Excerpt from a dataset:
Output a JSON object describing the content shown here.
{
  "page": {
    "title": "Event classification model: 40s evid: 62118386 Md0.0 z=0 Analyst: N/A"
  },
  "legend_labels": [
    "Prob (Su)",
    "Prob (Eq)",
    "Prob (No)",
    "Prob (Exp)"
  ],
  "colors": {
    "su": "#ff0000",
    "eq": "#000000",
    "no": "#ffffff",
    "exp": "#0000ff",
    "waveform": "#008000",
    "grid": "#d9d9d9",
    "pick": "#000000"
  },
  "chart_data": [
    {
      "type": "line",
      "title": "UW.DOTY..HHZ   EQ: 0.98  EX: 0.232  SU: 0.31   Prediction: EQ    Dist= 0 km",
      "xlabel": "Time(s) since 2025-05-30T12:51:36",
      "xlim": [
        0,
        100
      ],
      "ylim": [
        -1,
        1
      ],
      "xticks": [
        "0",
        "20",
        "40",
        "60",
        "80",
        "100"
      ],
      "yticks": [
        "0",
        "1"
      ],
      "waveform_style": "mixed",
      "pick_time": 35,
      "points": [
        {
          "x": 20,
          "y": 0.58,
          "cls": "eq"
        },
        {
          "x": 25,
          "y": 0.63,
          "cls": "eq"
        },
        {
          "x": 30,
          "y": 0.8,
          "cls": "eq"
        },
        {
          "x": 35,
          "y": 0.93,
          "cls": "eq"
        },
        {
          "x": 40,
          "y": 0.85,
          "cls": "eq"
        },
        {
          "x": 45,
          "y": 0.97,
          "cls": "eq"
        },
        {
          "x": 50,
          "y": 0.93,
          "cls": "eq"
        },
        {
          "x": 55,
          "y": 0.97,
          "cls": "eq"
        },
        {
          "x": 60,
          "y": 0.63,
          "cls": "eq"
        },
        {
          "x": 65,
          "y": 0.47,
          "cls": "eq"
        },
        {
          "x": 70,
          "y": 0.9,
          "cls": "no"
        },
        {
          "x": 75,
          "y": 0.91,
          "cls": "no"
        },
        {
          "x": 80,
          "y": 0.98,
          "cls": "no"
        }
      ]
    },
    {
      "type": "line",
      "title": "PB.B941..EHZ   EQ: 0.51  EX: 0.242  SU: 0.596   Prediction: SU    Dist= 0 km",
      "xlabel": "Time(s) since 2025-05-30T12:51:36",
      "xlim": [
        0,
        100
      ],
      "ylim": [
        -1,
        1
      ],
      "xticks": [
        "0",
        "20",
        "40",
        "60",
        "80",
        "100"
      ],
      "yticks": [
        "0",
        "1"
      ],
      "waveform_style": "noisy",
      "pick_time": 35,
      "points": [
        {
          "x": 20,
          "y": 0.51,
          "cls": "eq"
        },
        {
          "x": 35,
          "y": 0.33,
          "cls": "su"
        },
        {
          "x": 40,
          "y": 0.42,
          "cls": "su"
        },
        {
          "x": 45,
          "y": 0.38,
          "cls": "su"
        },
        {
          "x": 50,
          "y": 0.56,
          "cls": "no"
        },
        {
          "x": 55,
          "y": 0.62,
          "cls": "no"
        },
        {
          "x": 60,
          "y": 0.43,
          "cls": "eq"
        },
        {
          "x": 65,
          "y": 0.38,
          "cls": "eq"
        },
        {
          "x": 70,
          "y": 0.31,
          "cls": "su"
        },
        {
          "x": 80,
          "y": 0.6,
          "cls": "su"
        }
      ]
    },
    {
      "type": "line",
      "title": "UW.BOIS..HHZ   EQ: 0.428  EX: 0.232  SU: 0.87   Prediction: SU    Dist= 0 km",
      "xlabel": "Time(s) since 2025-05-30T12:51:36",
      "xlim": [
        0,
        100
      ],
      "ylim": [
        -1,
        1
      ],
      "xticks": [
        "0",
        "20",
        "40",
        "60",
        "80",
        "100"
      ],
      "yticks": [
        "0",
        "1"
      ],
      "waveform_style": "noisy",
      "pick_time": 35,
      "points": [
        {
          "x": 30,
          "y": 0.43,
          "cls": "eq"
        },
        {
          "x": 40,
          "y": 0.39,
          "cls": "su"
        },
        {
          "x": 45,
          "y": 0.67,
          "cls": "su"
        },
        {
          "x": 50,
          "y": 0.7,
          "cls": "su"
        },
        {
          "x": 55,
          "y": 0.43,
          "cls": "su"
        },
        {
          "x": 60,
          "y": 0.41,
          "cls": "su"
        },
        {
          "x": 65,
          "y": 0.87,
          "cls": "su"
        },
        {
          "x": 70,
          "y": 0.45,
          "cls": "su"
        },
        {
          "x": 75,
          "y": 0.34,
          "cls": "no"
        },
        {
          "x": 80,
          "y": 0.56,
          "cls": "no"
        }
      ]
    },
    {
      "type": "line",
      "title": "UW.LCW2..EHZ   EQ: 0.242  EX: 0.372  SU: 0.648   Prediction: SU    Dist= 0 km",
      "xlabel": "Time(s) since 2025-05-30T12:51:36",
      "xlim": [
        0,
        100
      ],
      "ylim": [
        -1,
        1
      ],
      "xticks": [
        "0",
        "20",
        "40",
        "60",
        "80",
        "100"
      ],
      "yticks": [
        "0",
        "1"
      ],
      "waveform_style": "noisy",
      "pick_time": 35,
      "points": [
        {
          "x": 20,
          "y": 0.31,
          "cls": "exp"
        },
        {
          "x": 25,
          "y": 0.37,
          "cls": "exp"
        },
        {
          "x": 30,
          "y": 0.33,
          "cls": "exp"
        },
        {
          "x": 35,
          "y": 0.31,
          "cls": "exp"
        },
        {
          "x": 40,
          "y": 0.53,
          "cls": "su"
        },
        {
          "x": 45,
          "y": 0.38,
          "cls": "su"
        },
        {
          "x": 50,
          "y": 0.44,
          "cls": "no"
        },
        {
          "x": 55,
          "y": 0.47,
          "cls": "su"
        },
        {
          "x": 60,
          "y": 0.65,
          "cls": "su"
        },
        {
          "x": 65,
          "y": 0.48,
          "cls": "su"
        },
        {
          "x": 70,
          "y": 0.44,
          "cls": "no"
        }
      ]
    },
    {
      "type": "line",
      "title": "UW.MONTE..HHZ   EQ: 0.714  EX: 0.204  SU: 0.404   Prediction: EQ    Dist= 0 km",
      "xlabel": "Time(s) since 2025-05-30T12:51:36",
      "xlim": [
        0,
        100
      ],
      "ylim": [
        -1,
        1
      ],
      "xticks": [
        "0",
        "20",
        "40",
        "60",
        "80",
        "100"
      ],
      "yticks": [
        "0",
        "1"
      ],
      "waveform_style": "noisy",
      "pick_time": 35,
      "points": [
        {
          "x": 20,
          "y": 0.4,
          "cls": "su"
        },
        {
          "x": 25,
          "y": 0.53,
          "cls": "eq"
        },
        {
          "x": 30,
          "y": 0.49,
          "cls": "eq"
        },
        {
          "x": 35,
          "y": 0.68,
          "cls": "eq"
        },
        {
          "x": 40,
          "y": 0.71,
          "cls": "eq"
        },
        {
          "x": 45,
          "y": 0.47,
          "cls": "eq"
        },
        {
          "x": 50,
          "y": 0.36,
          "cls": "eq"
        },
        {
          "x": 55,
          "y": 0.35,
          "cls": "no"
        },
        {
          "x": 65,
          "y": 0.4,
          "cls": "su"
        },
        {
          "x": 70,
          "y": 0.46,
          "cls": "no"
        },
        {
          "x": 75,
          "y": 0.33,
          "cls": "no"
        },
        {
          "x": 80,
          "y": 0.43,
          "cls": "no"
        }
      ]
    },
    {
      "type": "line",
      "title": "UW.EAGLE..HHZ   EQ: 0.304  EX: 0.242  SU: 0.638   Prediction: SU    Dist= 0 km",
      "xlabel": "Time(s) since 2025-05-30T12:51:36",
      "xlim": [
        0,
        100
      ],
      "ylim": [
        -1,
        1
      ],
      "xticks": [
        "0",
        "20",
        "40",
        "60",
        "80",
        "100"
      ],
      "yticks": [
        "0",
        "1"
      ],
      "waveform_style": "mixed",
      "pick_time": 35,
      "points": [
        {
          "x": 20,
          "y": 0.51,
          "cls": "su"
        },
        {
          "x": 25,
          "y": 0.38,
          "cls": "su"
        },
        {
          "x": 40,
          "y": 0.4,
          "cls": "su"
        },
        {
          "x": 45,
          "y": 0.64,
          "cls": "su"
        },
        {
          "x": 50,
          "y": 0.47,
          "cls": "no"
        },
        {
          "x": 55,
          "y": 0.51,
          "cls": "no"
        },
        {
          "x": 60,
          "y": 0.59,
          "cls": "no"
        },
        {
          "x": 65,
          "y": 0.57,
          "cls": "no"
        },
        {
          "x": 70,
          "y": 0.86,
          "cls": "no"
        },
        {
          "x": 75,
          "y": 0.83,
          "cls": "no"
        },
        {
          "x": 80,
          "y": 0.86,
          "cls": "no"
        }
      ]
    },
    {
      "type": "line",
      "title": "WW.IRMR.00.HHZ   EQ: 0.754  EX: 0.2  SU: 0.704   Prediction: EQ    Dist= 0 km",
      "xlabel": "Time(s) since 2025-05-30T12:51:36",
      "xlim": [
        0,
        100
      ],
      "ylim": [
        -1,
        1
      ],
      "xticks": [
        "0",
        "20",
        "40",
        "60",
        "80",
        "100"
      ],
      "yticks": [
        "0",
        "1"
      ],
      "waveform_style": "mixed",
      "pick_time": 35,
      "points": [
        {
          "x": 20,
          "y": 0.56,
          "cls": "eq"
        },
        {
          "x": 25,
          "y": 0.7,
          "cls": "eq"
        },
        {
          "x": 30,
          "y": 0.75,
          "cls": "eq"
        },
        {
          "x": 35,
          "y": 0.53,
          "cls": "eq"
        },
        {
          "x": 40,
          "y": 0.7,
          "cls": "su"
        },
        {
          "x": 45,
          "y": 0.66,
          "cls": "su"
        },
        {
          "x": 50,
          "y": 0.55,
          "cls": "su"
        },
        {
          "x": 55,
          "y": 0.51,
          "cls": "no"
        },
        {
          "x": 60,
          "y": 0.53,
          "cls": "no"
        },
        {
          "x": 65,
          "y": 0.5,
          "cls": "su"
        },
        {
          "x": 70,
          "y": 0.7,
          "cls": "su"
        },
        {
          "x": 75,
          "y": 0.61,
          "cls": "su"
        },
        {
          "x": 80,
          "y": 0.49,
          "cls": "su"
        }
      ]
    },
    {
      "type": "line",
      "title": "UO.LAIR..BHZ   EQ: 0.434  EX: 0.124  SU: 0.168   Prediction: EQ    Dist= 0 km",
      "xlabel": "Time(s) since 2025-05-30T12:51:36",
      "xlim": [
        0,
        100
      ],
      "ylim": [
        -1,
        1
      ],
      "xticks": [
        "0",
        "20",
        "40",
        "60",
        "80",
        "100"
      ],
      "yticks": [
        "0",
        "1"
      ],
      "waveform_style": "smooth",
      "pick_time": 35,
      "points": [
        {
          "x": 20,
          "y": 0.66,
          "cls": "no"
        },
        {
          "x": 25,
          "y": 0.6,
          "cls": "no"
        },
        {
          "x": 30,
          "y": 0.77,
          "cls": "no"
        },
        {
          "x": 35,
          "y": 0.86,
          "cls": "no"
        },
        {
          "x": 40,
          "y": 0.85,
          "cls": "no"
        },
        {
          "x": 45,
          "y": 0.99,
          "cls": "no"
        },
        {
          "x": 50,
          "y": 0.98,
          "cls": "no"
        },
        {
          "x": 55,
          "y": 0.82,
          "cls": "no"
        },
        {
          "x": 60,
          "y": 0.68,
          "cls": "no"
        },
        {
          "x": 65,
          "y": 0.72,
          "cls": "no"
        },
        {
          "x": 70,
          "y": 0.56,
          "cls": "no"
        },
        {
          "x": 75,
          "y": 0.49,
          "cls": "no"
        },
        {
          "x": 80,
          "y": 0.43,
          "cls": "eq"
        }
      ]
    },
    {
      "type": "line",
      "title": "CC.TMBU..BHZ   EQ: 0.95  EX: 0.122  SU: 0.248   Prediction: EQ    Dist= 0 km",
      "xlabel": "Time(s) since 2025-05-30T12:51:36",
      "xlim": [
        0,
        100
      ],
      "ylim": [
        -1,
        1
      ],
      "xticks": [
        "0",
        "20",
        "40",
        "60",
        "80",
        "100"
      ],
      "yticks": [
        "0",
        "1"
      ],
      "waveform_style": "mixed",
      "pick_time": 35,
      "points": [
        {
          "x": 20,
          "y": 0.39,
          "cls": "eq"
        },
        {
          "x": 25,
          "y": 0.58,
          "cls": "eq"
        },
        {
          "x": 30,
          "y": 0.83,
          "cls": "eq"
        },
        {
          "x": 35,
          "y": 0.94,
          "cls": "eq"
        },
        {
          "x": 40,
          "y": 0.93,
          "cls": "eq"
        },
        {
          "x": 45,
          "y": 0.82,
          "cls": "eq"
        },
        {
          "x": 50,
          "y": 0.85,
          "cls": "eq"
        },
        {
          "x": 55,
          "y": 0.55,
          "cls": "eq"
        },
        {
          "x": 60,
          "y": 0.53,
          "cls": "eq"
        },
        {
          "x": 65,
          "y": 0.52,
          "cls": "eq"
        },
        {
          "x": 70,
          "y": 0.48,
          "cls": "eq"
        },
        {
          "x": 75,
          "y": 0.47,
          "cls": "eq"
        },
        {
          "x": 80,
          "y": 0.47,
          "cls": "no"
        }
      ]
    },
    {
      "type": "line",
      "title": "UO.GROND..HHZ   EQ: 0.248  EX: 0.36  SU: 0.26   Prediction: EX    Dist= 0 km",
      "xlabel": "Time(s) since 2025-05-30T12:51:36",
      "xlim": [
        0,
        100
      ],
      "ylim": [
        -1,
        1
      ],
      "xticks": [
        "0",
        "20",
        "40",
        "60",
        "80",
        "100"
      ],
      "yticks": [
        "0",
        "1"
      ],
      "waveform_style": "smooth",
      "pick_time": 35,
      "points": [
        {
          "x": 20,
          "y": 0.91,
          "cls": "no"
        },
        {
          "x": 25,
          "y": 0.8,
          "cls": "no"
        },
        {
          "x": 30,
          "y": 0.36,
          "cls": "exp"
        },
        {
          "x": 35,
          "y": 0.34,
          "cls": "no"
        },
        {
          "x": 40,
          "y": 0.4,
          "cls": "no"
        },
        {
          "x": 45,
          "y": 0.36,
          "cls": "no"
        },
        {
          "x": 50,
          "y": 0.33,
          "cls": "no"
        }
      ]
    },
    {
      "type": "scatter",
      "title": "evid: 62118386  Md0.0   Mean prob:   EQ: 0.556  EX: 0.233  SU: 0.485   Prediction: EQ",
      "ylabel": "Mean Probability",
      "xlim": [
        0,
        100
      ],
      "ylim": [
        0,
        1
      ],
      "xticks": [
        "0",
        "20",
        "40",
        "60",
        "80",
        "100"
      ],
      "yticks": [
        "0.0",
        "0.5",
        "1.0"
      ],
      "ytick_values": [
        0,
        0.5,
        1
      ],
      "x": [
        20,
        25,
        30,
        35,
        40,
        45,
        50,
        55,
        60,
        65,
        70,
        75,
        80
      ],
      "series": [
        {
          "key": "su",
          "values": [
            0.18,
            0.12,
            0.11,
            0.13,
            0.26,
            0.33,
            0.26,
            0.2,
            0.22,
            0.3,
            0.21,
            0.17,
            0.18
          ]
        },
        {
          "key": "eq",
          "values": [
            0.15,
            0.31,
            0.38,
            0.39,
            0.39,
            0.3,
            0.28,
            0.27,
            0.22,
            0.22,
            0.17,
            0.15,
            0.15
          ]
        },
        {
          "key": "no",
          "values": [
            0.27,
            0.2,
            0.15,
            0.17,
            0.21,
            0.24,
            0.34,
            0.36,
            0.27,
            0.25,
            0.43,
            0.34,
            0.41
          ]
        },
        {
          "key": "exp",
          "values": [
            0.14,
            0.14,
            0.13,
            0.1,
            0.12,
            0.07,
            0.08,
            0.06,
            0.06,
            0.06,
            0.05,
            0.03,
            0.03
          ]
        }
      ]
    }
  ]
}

Short task:
Give the number of lines where the string "title" occurs, without any further text.

Solution to the exercise:
12